__WHAT THE TASK REQUIRES__
Using the material that follows, identify and copy each line with the string "airport".

__MATERIAL TO PROCESS__
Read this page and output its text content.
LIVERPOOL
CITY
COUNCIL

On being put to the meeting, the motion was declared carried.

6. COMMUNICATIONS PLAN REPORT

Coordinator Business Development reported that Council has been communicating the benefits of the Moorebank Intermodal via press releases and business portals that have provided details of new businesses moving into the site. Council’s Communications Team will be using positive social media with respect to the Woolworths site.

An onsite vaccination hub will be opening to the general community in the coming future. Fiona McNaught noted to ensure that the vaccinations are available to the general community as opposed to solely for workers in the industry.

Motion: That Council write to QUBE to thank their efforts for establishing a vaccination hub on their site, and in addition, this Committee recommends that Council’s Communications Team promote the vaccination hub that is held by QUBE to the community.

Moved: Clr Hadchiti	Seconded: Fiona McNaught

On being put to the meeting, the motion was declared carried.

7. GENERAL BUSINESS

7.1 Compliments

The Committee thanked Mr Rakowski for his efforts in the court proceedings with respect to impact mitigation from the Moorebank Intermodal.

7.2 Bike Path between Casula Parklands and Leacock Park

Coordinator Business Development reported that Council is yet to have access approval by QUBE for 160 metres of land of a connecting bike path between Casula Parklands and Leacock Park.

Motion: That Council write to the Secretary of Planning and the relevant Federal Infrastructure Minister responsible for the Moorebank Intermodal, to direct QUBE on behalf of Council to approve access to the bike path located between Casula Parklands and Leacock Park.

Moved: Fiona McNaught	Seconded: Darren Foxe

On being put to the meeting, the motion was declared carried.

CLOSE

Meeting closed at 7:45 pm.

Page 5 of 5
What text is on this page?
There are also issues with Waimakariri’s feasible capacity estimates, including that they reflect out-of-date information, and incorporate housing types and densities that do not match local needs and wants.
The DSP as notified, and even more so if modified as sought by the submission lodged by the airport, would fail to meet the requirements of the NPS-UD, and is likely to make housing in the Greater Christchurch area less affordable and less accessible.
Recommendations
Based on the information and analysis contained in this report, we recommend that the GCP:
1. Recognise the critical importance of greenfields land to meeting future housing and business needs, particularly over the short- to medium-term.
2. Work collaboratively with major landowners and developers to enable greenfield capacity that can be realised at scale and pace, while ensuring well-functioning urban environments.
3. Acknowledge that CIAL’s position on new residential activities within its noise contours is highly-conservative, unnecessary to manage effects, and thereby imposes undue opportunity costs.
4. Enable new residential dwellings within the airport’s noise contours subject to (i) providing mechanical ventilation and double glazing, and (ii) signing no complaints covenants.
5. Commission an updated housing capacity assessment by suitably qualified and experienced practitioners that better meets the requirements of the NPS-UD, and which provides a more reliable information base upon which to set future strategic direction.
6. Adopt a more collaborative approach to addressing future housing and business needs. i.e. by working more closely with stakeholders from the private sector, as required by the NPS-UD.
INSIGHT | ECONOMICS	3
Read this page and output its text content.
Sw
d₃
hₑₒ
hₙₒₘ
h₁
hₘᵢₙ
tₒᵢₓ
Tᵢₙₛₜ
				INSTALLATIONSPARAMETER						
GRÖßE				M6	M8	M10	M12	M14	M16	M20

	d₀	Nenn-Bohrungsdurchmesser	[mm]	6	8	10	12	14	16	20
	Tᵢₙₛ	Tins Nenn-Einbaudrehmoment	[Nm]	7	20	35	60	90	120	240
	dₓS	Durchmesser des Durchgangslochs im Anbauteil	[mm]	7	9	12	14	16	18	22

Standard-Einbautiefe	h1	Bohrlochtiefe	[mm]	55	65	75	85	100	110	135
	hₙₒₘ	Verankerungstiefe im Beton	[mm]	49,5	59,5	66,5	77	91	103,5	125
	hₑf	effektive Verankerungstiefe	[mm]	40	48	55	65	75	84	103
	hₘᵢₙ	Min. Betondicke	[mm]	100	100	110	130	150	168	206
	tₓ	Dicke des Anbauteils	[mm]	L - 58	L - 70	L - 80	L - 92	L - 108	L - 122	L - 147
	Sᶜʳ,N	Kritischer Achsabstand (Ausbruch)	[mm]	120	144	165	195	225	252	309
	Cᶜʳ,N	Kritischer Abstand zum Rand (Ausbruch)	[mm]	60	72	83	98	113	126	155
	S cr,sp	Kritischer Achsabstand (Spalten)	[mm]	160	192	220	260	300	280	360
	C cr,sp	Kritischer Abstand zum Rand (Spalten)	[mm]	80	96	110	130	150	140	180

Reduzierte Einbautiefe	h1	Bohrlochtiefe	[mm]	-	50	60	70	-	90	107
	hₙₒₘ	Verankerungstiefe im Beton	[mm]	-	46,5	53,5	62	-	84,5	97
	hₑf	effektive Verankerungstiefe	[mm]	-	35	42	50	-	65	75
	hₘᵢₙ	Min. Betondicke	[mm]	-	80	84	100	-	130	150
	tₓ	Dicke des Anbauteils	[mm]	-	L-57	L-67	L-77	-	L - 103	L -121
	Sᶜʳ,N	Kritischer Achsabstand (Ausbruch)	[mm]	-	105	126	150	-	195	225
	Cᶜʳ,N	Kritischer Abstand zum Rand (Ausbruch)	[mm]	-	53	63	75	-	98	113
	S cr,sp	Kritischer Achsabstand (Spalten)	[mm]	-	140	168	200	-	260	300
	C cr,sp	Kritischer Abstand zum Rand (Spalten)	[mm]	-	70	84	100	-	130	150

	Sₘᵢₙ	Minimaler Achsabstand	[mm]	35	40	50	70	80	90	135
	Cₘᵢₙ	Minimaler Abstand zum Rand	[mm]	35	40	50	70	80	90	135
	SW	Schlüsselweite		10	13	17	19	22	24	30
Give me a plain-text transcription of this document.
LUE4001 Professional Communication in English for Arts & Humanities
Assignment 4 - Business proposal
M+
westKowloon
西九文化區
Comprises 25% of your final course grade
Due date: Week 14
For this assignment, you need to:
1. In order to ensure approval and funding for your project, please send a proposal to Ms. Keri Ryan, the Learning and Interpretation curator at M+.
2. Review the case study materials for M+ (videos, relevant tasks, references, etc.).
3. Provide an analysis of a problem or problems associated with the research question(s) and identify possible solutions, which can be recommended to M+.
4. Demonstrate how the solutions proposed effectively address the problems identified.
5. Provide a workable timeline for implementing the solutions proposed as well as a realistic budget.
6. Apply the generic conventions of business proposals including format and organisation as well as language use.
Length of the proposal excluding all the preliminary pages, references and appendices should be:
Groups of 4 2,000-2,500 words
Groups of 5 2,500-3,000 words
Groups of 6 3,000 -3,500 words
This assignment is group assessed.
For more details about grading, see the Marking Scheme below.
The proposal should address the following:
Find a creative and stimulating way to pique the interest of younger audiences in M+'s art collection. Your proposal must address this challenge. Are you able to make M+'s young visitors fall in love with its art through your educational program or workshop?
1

__RESULT__
The DSP as notified, and even more so if modified as sought by the submission lodged by the airport, would fail to meet the requirements of the NPS-UD, and is likely to make housing in the Greater Christchurch area less affordable and less accessible.
4. Enable new residential dwellings within the airport’s noise contours subject to (i) providing mechanical ventilation and double glazing, and (ii) signing no complaints covenants.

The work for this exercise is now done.